▸ **Raw records**:

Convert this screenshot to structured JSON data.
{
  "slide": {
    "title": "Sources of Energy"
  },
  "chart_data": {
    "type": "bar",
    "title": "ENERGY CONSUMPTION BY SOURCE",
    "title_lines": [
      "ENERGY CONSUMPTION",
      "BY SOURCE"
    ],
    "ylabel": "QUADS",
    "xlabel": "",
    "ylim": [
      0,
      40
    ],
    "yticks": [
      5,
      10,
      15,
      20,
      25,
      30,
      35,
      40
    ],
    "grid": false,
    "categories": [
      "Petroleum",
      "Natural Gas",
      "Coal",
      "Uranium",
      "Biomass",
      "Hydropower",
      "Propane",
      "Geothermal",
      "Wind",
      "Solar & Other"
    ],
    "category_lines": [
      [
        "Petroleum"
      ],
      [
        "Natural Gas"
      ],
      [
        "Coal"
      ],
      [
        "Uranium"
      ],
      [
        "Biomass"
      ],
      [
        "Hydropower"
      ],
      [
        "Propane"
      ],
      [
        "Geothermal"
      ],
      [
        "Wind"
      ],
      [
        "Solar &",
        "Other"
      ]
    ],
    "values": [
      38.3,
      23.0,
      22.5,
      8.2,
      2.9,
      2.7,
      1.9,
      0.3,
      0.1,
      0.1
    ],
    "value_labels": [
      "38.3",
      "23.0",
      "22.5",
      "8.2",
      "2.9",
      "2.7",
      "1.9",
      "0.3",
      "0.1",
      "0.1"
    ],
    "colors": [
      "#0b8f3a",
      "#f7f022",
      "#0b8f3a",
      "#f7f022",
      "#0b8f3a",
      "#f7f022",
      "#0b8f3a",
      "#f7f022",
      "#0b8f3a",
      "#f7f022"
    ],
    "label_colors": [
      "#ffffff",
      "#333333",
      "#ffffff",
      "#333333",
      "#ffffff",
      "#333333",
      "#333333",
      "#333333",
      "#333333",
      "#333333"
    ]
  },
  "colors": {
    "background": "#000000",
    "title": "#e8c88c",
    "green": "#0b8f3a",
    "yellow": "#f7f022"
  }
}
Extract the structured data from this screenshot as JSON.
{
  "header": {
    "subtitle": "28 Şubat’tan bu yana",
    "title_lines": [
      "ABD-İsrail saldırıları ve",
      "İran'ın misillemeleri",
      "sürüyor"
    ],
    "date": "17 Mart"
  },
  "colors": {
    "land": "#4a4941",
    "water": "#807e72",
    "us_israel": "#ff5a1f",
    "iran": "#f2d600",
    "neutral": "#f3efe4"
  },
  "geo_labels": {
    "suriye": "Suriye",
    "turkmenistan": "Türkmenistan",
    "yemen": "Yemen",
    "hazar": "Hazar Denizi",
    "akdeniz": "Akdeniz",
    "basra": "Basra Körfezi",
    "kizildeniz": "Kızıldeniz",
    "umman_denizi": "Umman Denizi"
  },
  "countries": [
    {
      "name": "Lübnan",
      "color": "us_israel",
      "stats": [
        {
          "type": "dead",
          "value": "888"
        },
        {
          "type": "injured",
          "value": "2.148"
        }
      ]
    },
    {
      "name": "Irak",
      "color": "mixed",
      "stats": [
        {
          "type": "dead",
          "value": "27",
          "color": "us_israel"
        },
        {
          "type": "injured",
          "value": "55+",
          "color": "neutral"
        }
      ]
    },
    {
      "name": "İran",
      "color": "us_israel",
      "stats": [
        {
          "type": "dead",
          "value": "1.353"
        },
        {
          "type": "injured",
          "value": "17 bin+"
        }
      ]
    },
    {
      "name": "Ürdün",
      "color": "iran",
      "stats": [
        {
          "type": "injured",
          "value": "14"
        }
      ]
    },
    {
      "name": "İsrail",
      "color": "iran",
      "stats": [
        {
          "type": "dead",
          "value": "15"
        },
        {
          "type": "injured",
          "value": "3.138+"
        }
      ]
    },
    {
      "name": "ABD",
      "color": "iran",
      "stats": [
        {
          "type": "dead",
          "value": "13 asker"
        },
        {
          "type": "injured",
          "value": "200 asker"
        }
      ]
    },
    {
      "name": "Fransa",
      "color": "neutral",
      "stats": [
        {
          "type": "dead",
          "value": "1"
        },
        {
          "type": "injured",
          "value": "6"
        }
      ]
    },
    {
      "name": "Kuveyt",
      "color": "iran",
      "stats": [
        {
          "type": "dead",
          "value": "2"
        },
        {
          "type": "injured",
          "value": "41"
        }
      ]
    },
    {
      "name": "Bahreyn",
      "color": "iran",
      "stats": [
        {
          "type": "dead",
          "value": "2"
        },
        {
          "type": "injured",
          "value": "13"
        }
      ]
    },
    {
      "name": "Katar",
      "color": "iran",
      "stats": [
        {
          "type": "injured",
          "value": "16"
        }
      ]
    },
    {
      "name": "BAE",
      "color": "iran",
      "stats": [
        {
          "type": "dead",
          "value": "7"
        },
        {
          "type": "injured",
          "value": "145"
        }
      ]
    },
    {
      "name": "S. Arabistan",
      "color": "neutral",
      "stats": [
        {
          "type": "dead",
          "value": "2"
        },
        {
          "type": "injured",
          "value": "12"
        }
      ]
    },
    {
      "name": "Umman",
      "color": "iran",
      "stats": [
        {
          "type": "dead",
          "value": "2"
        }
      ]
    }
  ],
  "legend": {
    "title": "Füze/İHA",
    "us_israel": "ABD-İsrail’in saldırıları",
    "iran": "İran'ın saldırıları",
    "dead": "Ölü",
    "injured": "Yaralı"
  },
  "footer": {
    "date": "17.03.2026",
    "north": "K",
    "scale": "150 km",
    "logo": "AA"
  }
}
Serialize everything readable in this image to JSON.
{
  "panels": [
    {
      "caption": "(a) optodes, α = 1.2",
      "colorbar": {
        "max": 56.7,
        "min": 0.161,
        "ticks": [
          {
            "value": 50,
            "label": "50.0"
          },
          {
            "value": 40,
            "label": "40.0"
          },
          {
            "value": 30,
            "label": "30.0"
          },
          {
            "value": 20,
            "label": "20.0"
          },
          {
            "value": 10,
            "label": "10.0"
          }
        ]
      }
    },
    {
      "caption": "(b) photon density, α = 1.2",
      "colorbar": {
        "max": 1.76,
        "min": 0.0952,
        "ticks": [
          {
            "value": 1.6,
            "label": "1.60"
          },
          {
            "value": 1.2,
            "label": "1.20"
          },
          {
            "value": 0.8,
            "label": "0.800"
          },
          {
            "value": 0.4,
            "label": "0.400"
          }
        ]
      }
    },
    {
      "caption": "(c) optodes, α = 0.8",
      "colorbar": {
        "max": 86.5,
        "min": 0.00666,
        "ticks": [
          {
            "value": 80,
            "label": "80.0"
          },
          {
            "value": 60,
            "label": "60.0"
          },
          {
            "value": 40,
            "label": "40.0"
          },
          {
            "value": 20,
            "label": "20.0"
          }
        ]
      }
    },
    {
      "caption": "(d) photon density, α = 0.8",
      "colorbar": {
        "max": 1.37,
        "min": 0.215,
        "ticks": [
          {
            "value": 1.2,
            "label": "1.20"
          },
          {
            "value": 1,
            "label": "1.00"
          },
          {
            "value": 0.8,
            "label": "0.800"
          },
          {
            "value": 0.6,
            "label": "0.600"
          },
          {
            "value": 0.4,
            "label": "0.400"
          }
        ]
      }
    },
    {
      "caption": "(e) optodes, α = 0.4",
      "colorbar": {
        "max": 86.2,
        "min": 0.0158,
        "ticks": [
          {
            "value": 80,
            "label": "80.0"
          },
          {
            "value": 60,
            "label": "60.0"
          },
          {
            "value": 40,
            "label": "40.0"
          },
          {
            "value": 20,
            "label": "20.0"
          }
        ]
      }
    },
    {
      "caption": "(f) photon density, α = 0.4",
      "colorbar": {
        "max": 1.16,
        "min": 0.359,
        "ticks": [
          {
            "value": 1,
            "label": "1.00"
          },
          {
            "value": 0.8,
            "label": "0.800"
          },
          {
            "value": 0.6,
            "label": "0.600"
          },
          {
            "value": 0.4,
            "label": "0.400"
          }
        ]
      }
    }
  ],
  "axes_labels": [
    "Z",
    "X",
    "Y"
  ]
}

▸ **Task details**: Look over the material above and show each line where "JSON" appears.

▸ **Reply to the task**:
Convert this screenshot to structured JSON data.
Extract the structured data from this screenshot as JSON.
Serialize everything readable in this image to JSON.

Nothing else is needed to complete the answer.